-- Source material --
— START —

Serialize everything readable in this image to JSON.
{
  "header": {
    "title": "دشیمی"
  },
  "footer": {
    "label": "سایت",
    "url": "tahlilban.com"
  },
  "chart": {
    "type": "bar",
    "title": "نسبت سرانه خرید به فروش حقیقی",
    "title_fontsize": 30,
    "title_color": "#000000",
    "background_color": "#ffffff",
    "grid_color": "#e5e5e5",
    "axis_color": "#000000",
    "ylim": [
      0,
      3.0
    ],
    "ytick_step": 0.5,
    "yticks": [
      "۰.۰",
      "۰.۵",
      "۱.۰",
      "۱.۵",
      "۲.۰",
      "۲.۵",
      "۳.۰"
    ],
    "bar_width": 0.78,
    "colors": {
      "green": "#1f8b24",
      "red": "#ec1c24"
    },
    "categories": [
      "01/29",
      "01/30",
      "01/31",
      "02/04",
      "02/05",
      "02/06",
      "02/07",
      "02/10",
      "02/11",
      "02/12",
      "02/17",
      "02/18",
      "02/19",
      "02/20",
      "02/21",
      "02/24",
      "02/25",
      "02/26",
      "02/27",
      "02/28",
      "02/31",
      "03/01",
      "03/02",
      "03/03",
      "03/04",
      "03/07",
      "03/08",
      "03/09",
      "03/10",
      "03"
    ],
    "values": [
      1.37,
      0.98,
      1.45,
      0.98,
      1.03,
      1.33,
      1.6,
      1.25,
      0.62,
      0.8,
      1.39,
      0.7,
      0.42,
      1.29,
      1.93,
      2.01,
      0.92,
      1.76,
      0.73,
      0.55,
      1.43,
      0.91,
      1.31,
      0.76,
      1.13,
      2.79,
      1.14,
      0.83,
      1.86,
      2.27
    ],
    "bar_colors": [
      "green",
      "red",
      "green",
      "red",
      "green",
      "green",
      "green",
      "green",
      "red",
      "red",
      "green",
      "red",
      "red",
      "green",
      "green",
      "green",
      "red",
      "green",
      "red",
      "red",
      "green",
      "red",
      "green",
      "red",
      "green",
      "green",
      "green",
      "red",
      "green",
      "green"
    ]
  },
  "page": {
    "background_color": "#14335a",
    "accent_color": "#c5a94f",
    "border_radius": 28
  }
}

— END —

-- Stated exercise --
Recopy the entries above in their entirety, exactly.

-- Solution to this task --
Serialize everything readable in this image to JSON.
{
  "header": {
    "title": "دشیمی"
  },
  "footer": {
    "label": "سایت",
    "url": "tahlilban.com"
  },
  "chart": {
    "type": "bar",
    "title": "نسبت سرانه خرید به فروش حقیقی",
    "title_fontsize": 30,
    "title_color": "#000000",
    "background_color": "#ffffff",
    "grid_color": "#e5e5e5",
    "axis_color": "#000000",
    "ylim": [
      0,
      3.0
    ],
    "ytick_step": 0.5,
    "yticks": [
      "۰.۰",
      "۰.۵",
      "۱.۰",
      "۱.۵",
      "۲.۰",
      "۲.۵",
      "۳.۰"
    ],
    "bar_width": 0.78,
    "colors": {
      "green": "#1f8b24",
      "red": "#ec1c24"
    },
    "categories": [
      "01/29",
      "01/30",
      "01/31",
      "02/04",
      "02/05",
      "02/06",
      "02/07",
      "02/10",
      "02/11",
      "02/12",
      "02/17",
      "02/18",
      "02/19",
      "02/20",
      "02/21",
      "02/24",
      "02/25",
      "02/26",
      "02/27",
      "02/28",
      "02/31",
      "03/01",
      "03/02",
      "03/03",
      "03/04",
      "03/07",
      "03/08",
      "03/09",
      "03/10",
      "03"
    ],
    "values": [
      1.37,
      0.98,
      1.45,
      0.98,
      1.03,
      1.33,
      1.6,
      1.25,
      0.62,
      0.8,
      1.39,
      0.7,
      0.42,
      1.29,
      1.93,
      2.01,
      0.92,
      1.76,
      0.73,
      0.55,
      1.43,
      0.91,
      1.31,
      0.76,
      1.13,
      2.79,
      1.14,
      0.83,
      1.86,
      2.27
    ],
    "bar_colors": [
      "green",
      "red",
      "green",
      "red",
      "green",
      "green",
      "green",
      "green",
      "red",
      "red",
      "green",
      "red",
      "red",
      "green",
      "green",
      "green",
      "red",
      "green",
      "red",
      "red",
      "green",
      "red",
      "green",
      "red",
      "green",
      "green",
      "green",
      "red",
      "green",
      "green"
    ]
  },
  "page": {
    "background_color": "#14335a",
    "accent_color": "#c5a94f",
    "border_radius": 28
  }
}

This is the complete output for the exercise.